- Prompt -
Leave out the pictures and restate the rest of the data exactly.
** Start Input for this task **
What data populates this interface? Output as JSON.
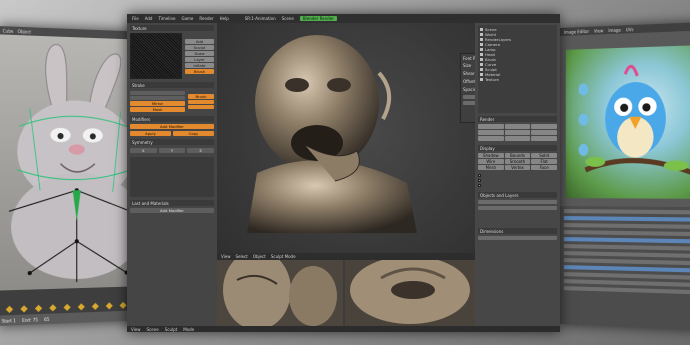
{
  "left_window": {
    "header_label": "Cube",
    "mode_label": "Object",
    "frame_start": "Start 1",
    "frame_end": "End: 75",
    "frame_current": "65"
  },
  "main_window": {
    "menu": [
      "File",
      "Add",
      "Timeline",
      "Game",
      "Render",
      "Help"
    ],
    "screen_label": "SR:1-Animation",
    "scene_label": "Scene",
    "render_status": "Blender Render",
    "tools_panel": {
      "texture_header": "Texture",
      "brush_button": "Brush",
      "stroke_header": "Stroke",
      "buttons": [
        "Add",
        "Sculpt",
        "Draw",
        "Layer",
        "Inflate"
      ],
      "orange_buttons": [
        "Mirror",
        "Mask",
        "Brush"
      ],
      "modifier_header": "Modifiers",
      "modifier_buttons": [
        "Add Modifier",
        "Apply",
        "Copy"
      ],
      "symmetry_header": "Symmetry",
      "symmetry_fields": [
        "X",
        "Y",
        "Z"
      ],
      "last_header": "Last and Materials",
      "last_field": "Add Modifier"
    },
    "floating_panel": {
      "title": "Font Properties",
      "rows": [
        "Size",
        "Shear",
        "Offset",
        "Spacing"
      ]
    },
    "viewport_footer": [
      "View",
      "Select",
      "Object",
      "Sculpt Mode"
    ],
    "outliner": {
      "title": "Scene",
      "items": [
        "World",
        "RenderLayers",
        "Camera",
        "Lamp",
        "Head",
        "Brush",
        "Curve",
        "Sculpt",
        "Material",
        "Texture"
      ]
    },
    "properties": {
      "tab": "Render",
      "section_display": "Display",
      "display_buttons": [
        "Shadow",
        "Bounds",
        "Solid",
        "Wire",
        "Smooth",
        "Flat",
        "Mesh",
        "Vertex",
        "Face"
      ],
      "section_objects": "Objects and Layers",
      "section_dimensions": "Dimensions"
    },
    "status_items": [
      "View",
      "Scene",
      "Sculpt",
      "Mode"
    ]
  },
  "right_window": {
    "title": "Image Editor",
    "menu": [
      "View",
      "Image",
      "UVs"
    ]
  }
}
** End Input for this task **
- Result below -
What data populates this interface? Output as JSON.
{
  "left_window": {
    "header_label": "Cube",
    "mode_label": "Object",
    "frame_start": "Start 1",
    "frame_end": "End: 75",
    "frame_current": "65"
  },
  "main_window": {
    "menu": [
      "File",
      "Add",
      "Timeline",
      "Game",
      "Render",
      "Help"
    ],
    "screen_label": "SR:1-Animation",
    "scene_label": "Scene",
    "render_status": "Blender Render",
    "tools_panel": {
      "texture_header": "Texture",
      "brush_button": "Brush",
      "stroke_header": "Stroke",
      "buttons": [
        "Add",
        "Sculpt",
        "Draw",
        "Layer",
        "Inflate"
      ],
      "orange_buttons": [
        "Mirror",
        "Mask",
        "Brush"
      ],
      "modifier_header": "Modifiers",
      "modifier_buttons": [
        "Add Modifier",
        "Apply",
        "Copy"
      ],
      "symmetry_header": "Symmetry",
      "symmetry_fields": [
        "X",
        "Y",
        "Z"
      ],
      "last_header": "Last and Materials",
      "last_field": "Add Modifier"
    },
    "floating_panel": {
      "title": "Font Properties",
      "rows": [
        "Size",
        "Shear",
        "Offset",
        "Spacing"
      ]
    },
    "viewport_footer": [
      "View",
      "Select",
      "Object",
      "Sculpt Mode"
    ],
    "outliner": {
      "title": "Scene",
      "items": [
        "World",
        "RenderLayers",
        "Camera",
        "Lamp",
        "Head",
        "Brush",
        "Curve",
        "Sculpt",
        "Material",
        "Texture"
      ]
    },
    "properties": {
      "tab": "Render",
      "section_display": "Display",
      "display_buttons": [
        "Shadow",
        "Bounds",
        "Solid",
        "Wire",
        "Smooth",
        "Flat",
        "Mesh",
        "Vertex",
        "Face"
      ],
      "section_objects": "Objects and Layers",
      "section_dimensions": "Dimensions"
    },
    "status_items": [
      "View",
      "Scene",
      "Sculpt",
      "Mode"
    ]
  },
  "right_window": {
    "title": "Image Editor",
    "menu": [
      "View",
      "Image",
      "UVs"
    ]
  }
}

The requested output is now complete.